> _Task goal_
Copy every entry exactly as given, minus the images.

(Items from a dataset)

══════

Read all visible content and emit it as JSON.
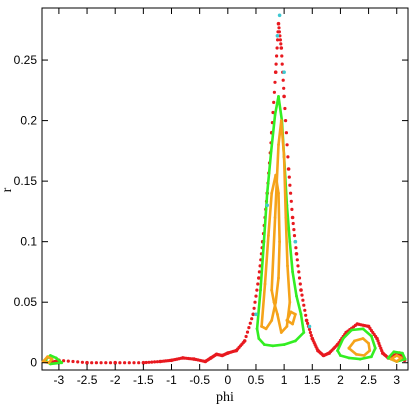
{
  "chart_data": {
    "type": "scatter",
    "title": "",
    "xlabel": "phi",
    "ylabel": "r",
    "xlim": [
      -3.3,
      3.2
    ],
    "ylim": [
      -0.006,
      0.293
    ],
    "xticks": [
      -3,
      -2.5,
      -2,
      -1.5,
      -1,
      -0.5,
      0,
      0.5,
      1,
      1.5,
      2,
      2.5,
      3
    ],
    "xtick_labels": [
      "-3",
      "-2.5",
      "-2",
      "-1.5",
      "-1",
      "-0.5",
      "0",
      "0.5",
      "1",
      "1.5",
      "2",
      "2.5",
      "3"
    ],
    "yticks": [
      0,
      0.05,
      0.1,
      0.15,
      0.2,
      0.25
    ],
    "ytick_labels": [
      "0",
      "0.05",
      "0.1",
      "0.15",
      "0.2",
      "0.25"
    ],
    "grid": false,
    "legend": false,
    "series": [
      {
        "color": "#e8191f",
        "marker": "dots",
        "points": [
          [
            -3.14,
            0.0
          ],
          [
            -3.0,
            0.002
          ],
          [
            -2.5,
            0.0
          ],
          [
            -2.0,
            0.0
          ],
          [
            -1.5,
            0.0
          ],
          [
            -1.2,
            0.001
          ],
          [
            -1.0,
            0.002
          ],
          [
            -0.8,
            0.004
          ],
          [
            -0.6,
            0.003
          ],
          [
            -0.4,
            0.001
          ],
          [
            -0.3,
            0.004
          ],
          [
            -0.2,
            0.007
          ],
          [
            -0.1,
            0.006
          ],
          [
            0.0,
            0.008
          ],
          [
            0.15,
            0.01
          ],
          [
            0.3,
            0.018
          ],
          [
            0.45,
            0.04
          ],
          [
            0.55,
            0.07
          ],
          [
            0.62,
            0.1
          ],
          [
            0.7,
            0.14
          ],
          [
            0.78,
            0.19
          ],
          [
            0.85,
            0.24
          ],
          [
            0.9,
            0.28
          ],
          [
            0.95,
            0.26
          ],
          [
            1.0,
            0.22
          ],
          [
            1.08,
            0.16
          ],
          [
            1.15,
            0.12
          ],
          [
            1.22,
            0.09
          ],
          [
            1.3,
            0.06
          ],
          [
            1.4,
            0.035
          ],
          [
            1.5,
            0.02
          ],
          [
            1.6,
            0.01
          ],
          [
            1.7,
            0.006
          ],
          [
            1.8,
            0.008
          ],
          [
            1.95,
            0.015
          ],
          [
            2.1,
            0.025
          ],
          [
            2.3,
            0.032
          ],
          [
            2.5,
            0.03
          ],
          [
            2.65,
            0.02
          ],
          [
            2.75,
            0.008
          ],
          [
            2.85,
            0.004
          ],
          [
            2.95,
            0.006
          ],
          [
            3.05,
            0.008
          ],
          [
            3.14,
            0.002
          ]
        ]
      },
      {
        "color": "#33ee22",
        "marker": "loop",
        "points": [
          [
            0.52,
            0.028
          ],
          [
            0.58,
            0.06
          ],
          [
            0.64,
            0.1
          ],
          [
            0.7,
            0.14
          ],
          [
            0.77,
            0.175
          ],
          [
            0.84,
            0.205
          ],
          [
            0.9,
            0.22
          ],
          [
            0.96,
            0.2
          ],
          [
            1.0,
            0.17
          ],
          [
            1.05,
            0.13
          ],
          [
            1.1,
            0.1
          ],
          [
            1.15,
            0.075
          ],
          [
            1.22,
            0.055
          ],
          [
            1.3,
            0.04
          ],
          [
            1.35,
            0.025
          ],
          [
            1.2,
            0.018
          ],
          [
            1.0,
            0.015
          ],
          [
            0.8,
            0.014
          ],
          [
            0.65,
            0.015
          ],
          [
            0.55,
            0.02
          ],
          [
            0.52,
            0.028
          ]
        ]
      },
      {
        "color": "#33ee22",
        "marker": "loop",
        "points": [
          [
            1.95,
            0.01
          ],
          [
            2.05,
            0.02
          ],
          [
            2.2,
            0.027
          ],
          [
            2.4,
            0.028
          ],
          [
            2.55,
            0.022
          ],
          [
            2.62,
            0.012
          ],
          [
            2.55,
            0.005
          ],
          [
            2.35,
            0.003
          ],
          [
            2.15,
            0.004
          ],
          [
            2.0,
            0.006
          ],
          [
            1.95,
            0.01
          ]
        ]
      },
      {
        "color": "#33ee22",
        "marker": "loop",
        "points": [
          [
            -3.25,
            0.002
          ],
          [
            -3.15,
            0.006
          ],
          [
            -3.05,
            0.004
          ],
          [
            -2.95,
            0.0
          ],
          [
            -3.15,
            -0.001
          ],
          [
            -3.25,
            0.002
          ]
        ]
      },
      {
        "color": "#33ee22",
        "marker": "loop",
        "points": [
          [
            2.85,
            0.004
          ],
          [
            2.95,
            0.009
          ],
          [
            3.1,
            0.008
          ],
          [
            3.15,
            0.003
          ],
          [
            3.0,
            0.001
          ],
          [
            2.85,
            0.004
          ]
        ]
      },
      {
        "color": "#f5a31a",
        "marker": "loop",
        "points": [
          [
            0.6,
            0.03
          ],
          [
            0.66,
            0.065
          ],
          [
            0.72,
            0.105
          ],
          [
            0.78,
            0.14
          ],
          [
            0.85,
            0.155
          ],
          [
            0.9,
            0.14
          ],
          [
            0.92,
            0.1
          ],
          [
            0.9,
            0.07
          ],
          [
            0.85,
            0.05
          ],
          [
            0.78,
            0.035
          ],
          [
            0.68,
            0.028
          ],
          [
            0.6,
            0.03
          ]
        ]
      },
      {
        "color": "#f5a31a",
        "marker": "loop",
        "points": [
          [
            0.78,
            0.06
          ],
          [
            0.84,
            0.12
          ],
          [
            0.9,
            0.18
          ],
          [
            0.95,
            0.2
          ],
          [
            1.0,
            0.17
          ],
          [
            1.03,
            0.12
          ],
          [
            1.06,
            0.08
          ],
          [
            1.1,
            0.05
          ],
          [
            1.05,
            0.03
          ],
          [
            0.95,
            0.025
          ],
          [
            0.88,
            0.04
          ],
          [
            0.82,
            0.05
          ],
          [
            0.78,
            0.06
          ]
        ]
      },
      {
        "color": "#f5a31a",
        "marker": "loop",
        "points": [
          [
            1.05,
            0.035
          ],
          [
            1.12,
            0.042
          ],
          [
            1.2,
            0.04
          ],
          [
            1.15,
            0.032
          ],
          [
            1.05,
            0.035
          ]
        ]
      },
      {
        "color": "#f5a31a",
        "marker": "loop",
        "points": [
          [
            2.15,
            0.012
          ],
          [
            2.25,
            0.018
          ],
          [
            2.4,
            0.02
          ],
          [
            2.5,
            0.016
          ],
          [
            2.52,
            0.01
          ],
          [
            2.42,
            0.006
          ],
          [
            2.28,
            0.007
          ],
          [
            2.15,
            0.012
          ]
        ]
      },
      {
        "color": "#f5a31a",
        "marker": "loop",
        "points": [
          [
            -3.28,
            0.001
          ],
          [
            -3.2,
            0.005
          ],
          [
            -3.12,
            0.003
          ],
          [
            -3.18,
            0.0
          ],
          [
            -3.28,
            0.001
          ]
        ]
      },
      {
        "color": "#f5a31a",
        "marker": "loop",
        "points": [
          [
            2.9,
            0.003
          ],
          [
            3.0,
            0.006
          ],
          [
            3.08,
            0.004
          ],
          [
            3.0,
            0.001
          ],
          [
            2.9,
            0.003
          ]
        ]
      },
      {
        "color": "#3ec8d2",
        "marker": "dots",
        "points": [
          [
            0.92,
            0.287
          ],
          [
            0.88,
            0.27
          ],
          [
            1.0,
            0.24
          ],
          [
            0.7,
            0.13
          ],
          [
            1.2,
            0.1
          ],
          [
            0.5,
            0.04
          ],
          [
            1.45,
            0.03
          ]
        ]
      }
    ]
  }
}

══════

> _Completed task_
Read all visible content and emit it as JSON.
{
  "chart_data": {
    "type": "scatter",
    "title": "",
    "xlabel": "phi",
    "ylabel": "r",
    "xlim": [
      -3.3,
      3.2
    ],
    "ylim": [
      -0.006,
      0.293
    ],
    "xticks": [
      -3,
      -2.5,
      -2,
      -1.5,
      -1,
      -0.5,
      0,
      0.5,
      1,
      1.5,
      2,
      2.5,
      3
    ],
    "xtick_labels": [
      "-3",
      "-2.5",
      "-2",
      "-1.5",
      "-1",
      "-0.5",
      "0",
      "0.5",
      "1",
      "1.5",
      "2",
      "2.5",
      "3"
    ],
    "yticks": [
      0,
      0.05,
      0.1,
      0.15,
      0.2,
      0.25
    ],
    "ytick_labels": [
      "0",
      "0.05",
      "0.1",
      "0.15",
      "0.2",
      "0.25"
    ],
    "grid": false,
    "legend": false,
    "series": [
      {
        "color": "#e8191f",
        "marker": "dots",
        "points": [
          [
            -3.14,
            0.0
          ],
          [
            -3.0,
            0.002
          ],
          [
            -2.5,
            0.0
          ],
          [
            -2.0,
            0.0
          ],
          [
            -1.5,
            0.0
          ],
          [
            -1.2,
            0.001
          ],
          [
            -1.0,
            0.002
          ],
          [
            -0.8,
            0.004
          ],
          [
            -0.6,
            0.003
          ],
          [
            -0.4,
            0.001
          ],
          [
            -0.3,
            0.004
          ],
          [
            -0.2,
            0.007
          ],
          [
            -0.1,
            0.006
          ],
          [
            0.0,
            0.008
          ],
          [
            0.15,
            0.01
          ],
          [
            0.3,
            0.018
          ],
          [
            0.45,
            0.04
          ],
          [
            0.55,
            0.07
          ],
          [
            0.62,
            0.1
          ],
          [
            0.7,
            0.14
          ],
          [
            0.78,
            0.19
          ],
          [
            0.85,
            0.24
          ],
          [
            0.9,
            0.28
          ],
          [
            0.95,
            0.26
          ],
          [
            1.0,
            0.22
          ],
          [
            1.08,
            0.16
          ],
          [
            1.15,
            0.12
          ],
          [
            1.22,
            0.09
          ],
          [
            1.3,
            0.06
          ],
          [
            1.4,
            0.035
          ],
          [
            1.5,
            0.02
          ],
          [
            1.6,
            0.01
          ],
          [
            1.7,
            0.006
          ],
          [
            1.8,
            0.008
          ],
          [
            1.95,
            0.015
          ],
          [
            2.1,
            0.025
          ],
          [
            2.3,
            0.032
          ],
          [
            2.5,
            0.03
          ],
          [
            2.65,
            0.02
          ],
          [
            2.75,
            0.008
          ],
          [
            2.85,
            0.004
          ],
          [
            2.95,
            0.006
          ],
          [
            3.05,
            0.008
          ],
          [
            3.14,
            0.002
          ]
        ]
      },
      {
        "color": "#33ee22",
        "marker": "loop",
        "points": [
          [
            0.52,
            0.028
          ],
          [
            0.58,
            0.06
          ],
          [
            0.64,
            0.1
          ],
          [
            0.7,
            0.14
          ],
          [
            0.77,
            0.175
          ],
          [
            0.84,
            0.205
          ],
          [
            0.9,
            0.22
          ],
          [
            0.96,
            0.2
          ],
          [
            1.0,
            0.17
          ],
          [
            1.05,
            0.13
          ],
          [
            1.1,
            0.1
          ],
          [
            1.15,
            0.075
          ],
          [
            1.22,
            0.055
          ],
          [
            1.3,
            0.04
          ],
          [
            1.35,
            0.025
          ],
          [
            1.2,
            0.018
          ],
          [
            1.0,
            0.015
          ],
          [
            0.8,
            0.014
          ],
          [
            0.65,
            0.015
          ],
          [
            0.55,
            0.02
          ],
          [
            0.52,
            0.028
          ]
        ]
      },
      {
        "color": "#33ee22",
        "marker": "loop",
        "points": [
          [
            1.95,
            0.01
          ],
          [
            2.05,
            0.02
          ],
          [
            2.2,
            0.027
          ],
          [
            2.4,
            0.028
          ],
          [
            2.55,
            0.022
          ],
          [
            2.62,
            0.012
          ],
          [
            2.55,
            0.005
          ],
          [
            2.35,
            0.003
          ],
          [
            2.15,
            0.004
          ],
          [
            2.0,
            0.006
          ],
          [
            1.95,
            0.01
          ]
        ]
      },
      {
        "color": "#33ee22",
        "marker": "loop",
        "points": [
          [
            -3.25,
            0.002
          ],
          [
            -3.15,
            0.006
          ],
          [
            -3.05,
            0.004
          ],
          [
            -2.95,
            0.0
          ],
          [
            -3.15,
            -0.001
          ],
          [
            -3.25,
            0.002
          ]
        ]
      },
      {
        "color": "#33ee22",
        "marker": "loop",
        "points": [
          [
            2.85,
            0.004
          ],
          [
            2.95,
            0.009
          ],
          [
            3.1,
            0.008
          ],
          [
            3.15,
            0.003
          ],
          [
            3.0,
            0.001
          ],
          [
            2.85,
            0.004
          ]
        ]
      },
      {
        "color": "#f5a31a",
        "marker": "loop",
        "points": [
          [
            0.6,
            0.03
          ],
          [
            0.66,
            0.065
          ],
          [
            0.72,
            0.105
          ],
          [
            0.78,
            0.14
          ],
          [
            0.85,
            0.155
          ],
          [
            0.9,
            0.14
          ],
          [
            0.92,
            0.1
          ],
          [
            0.9,
            0.07
          ],
          [
            0.85,
            0.05
          ],
          [
            0.78,
            0.035
          ],
          [
            0.68,
            0.028
          ],
          [
            0.6,
            0.03
          ]
        ]
      },
      {
        "color": "#f5a31a",
        "marker": "loop",
        "points": [
          [
            0.78,
            0.06
          ],
          [
            0.84,
            0.12
          ],
          [
            0.9,
            0.18
          ],
          [
            0.95,
            0.2
          ],
          [
            1.0,
            0.17
          ],
          [
            1.03,
            0.12
          ],
          [
            1.06,
            0.08
          ],
          [
            1.1,
            0.05
          ],
          [
            1.05,
            0.03
          ],
          [
            0.95,
            0.025
          ],
          [
            0.88,
            0.04
          ],
          [
            0.82,
            0.05
          ],
          [
            0.78,
            0.06
          ]
        ]
      },
      {
        "color": "#f5a31a",
        "marker": "loop",
        "points": [
          [
            1.05,
            0.035
          ],
          [
            1.12,
            0.042
          ],
          [
            1.2,
            0.04
          ],
          [
            1.15,
            0.032
          ],
          [
            1.05,
            0.035
          ]
        ]
      },
      {
        "color": "#f5a31a",
        "marker": "loop",
        "points": [
          [
            2.15,
            0.012
          ],
          [
            2.25,
            0.018
          ],
          [
            2.4,
            0.02
          ],
          [
            2.5,
            0.016
          ],
          [
            2.52,
            0.01
          ],
          [
            2.42,
            0.006
          ],
          [
            2.28,
            0.007
          ],
          [
            2.15,
            0.012
          ]
        ]
      },
      {
        "color": "#f5a31a",
        "marker": "loop",
        "points": [
          [
            -3.28,
            0.001
          ],
          [
            -3.2,
            0.005
          ],
          [
            -3.12,
            0.003
          ],
          [
            -3.18,
            0.0
          ],
          [
            -3.28,
            0.001
          ]
        ]
      },
      {
        "color": "#f5a31a",
        "marker": "loop",
        "points": [
          [
            2.9,
            0.003
          ],
          [
            3.0,
            0.006
          ],
          [
            3.08,
            0.004
          ],
          [
            3.0,
            0.001
          ],
          [
            2.9,
            0.003
          ]
        ]
      },
      {
        "color": "#3ec8d2",
        "marker": "dots",
        "points": [
          [
            0.92,
            0.287
          ],
          [
            0.88,
            0.27
          ],
          [
            1.0,
            0.24
          ],
          [
            0.7,
            0.13
          ],
          [
            1.2,
            0.1
          ],
          [
            0.5,
            0.04
          ],
          [
            1.45,
            0.03
          ]
        ]
      }
    ]
  }
}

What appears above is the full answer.